## Exercise aim
Reproduce every line of the material below character for character, changing nothing.

## Records for processing
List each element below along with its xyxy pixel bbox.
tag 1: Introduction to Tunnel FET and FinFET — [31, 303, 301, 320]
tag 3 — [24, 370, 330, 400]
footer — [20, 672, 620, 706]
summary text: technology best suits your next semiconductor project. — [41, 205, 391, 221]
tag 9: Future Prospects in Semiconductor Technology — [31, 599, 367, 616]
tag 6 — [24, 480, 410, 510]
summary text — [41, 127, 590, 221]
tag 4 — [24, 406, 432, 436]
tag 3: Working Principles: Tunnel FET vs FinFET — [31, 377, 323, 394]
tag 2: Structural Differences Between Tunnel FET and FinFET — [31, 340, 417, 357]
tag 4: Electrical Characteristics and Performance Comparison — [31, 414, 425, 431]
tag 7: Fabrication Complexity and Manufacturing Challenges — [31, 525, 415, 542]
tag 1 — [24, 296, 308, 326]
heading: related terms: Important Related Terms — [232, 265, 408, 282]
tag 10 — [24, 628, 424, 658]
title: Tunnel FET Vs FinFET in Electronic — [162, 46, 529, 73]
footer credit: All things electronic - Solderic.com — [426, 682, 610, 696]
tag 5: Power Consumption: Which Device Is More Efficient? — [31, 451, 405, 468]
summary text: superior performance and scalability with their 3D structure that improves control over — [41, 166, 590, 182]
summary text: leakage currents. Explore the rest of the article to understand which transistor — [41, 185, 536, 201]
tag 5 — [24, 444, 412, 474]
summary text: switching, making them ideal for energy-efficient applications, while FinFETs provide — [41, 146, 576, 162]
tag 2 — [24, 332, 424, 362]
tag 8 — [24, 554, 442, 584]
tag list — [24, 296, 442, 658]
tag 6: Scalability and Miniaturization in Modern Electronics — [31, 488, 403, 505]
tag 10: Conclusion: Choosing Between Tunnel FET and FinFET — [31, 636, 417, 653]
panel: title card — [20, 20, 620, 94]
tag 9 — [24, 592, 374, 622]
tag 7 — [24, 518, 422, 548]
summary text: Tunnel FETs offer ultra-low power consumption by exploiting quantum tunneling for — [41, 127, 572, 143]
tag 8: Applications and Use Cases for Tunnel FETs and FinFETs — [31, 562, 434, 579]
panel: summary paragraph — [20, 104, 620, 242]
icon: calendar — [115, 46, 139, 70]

## Problem solution
List each element below along with its xyxy pixel bbox.
tag 1: Introduction to Tunnel FET and FinFET — [31, 303, 301, 320]
tag 3 — [24, 370, 330, 400]
footer — [20, 672, 620, 706]
summary text: technology best suits your next semiconductor project. — [41, 205, 391, 221]
tag 9: Future Prospects in Semiconductor Technology — [31, 599, 367, 616]
tag 6 — [24, 480, 410, 510]
summary text — [41, 127, 590, 221]
tag 4 — [24, 406, 432, 436]
tag 3: Working Principles: Tunnel FET vs FinFET — [31, 377, 323, 394]
tag 2: Structural Differences Between Tunnel FET and FinFET — [31, 340, 417, 357]
tag 4: Electrical Characteristics and Performance Comparison — [31, 414, 425, 431]
tag 7: Fabrication Complexity and Manufacturing Challenges — [31, 525, 415, 542]
tag 1 — [24, 296, 308, 326]
heading: related terms: Important Related Terms — [232, 265, 408, 282]
tag 10 — [24, 628, 424, 658]
title: Tunnel FET Vs FinFET in Electronic — [162, 46, 529, 73]
footer credit: All things electronic - Solderic.com — [426, 682, 610, 696]
tag 5: Power Consumption: Which Device Is More Efficient? — [31, 451, 405, 468]
summary text: superior performance and scalability with their 3D structure that improves control over — [41, 166, 590, 182]
summary text: leakage currents. Explore the rest of the article to understand which transistor — [41, 185, 536, 201]
tag 5 — [24, 444, 412, 474]
summary text: switching, making them ideal for energy-efficient applications, while FinFETs provide — [41, 146, 576, 162]
tag 2 — [24, 332, 424, 362]
tag 8 — [24, 554, 442, 584]
tag list — [24, 296, 442, 658]
tag 6: Scalability and Miniaturization in Modern Electronics — [31, 488, 403, 505]
tag 10: Conclusion: Choosing Between Tunnel FET and FinFET — [31, 636, 417, 653]
panel: title card — [20, 20, 620, 94]
tag 9 — [24, 592, 374, 622]
tag 7 — [24, 518, 422, 548]
summary text: Tunnel FETs offer ultra-low power consumption by exploiting quantum tunneling for — [41, 127, 572, 143]
tag 8: Applications and Use Cases for Tunnel FETs and FinFETs — [31, 562, 434, 579]
panel: summary paragraph — [20, 104, 620, 242]
icon: calendar — [115, 46, 139, 70]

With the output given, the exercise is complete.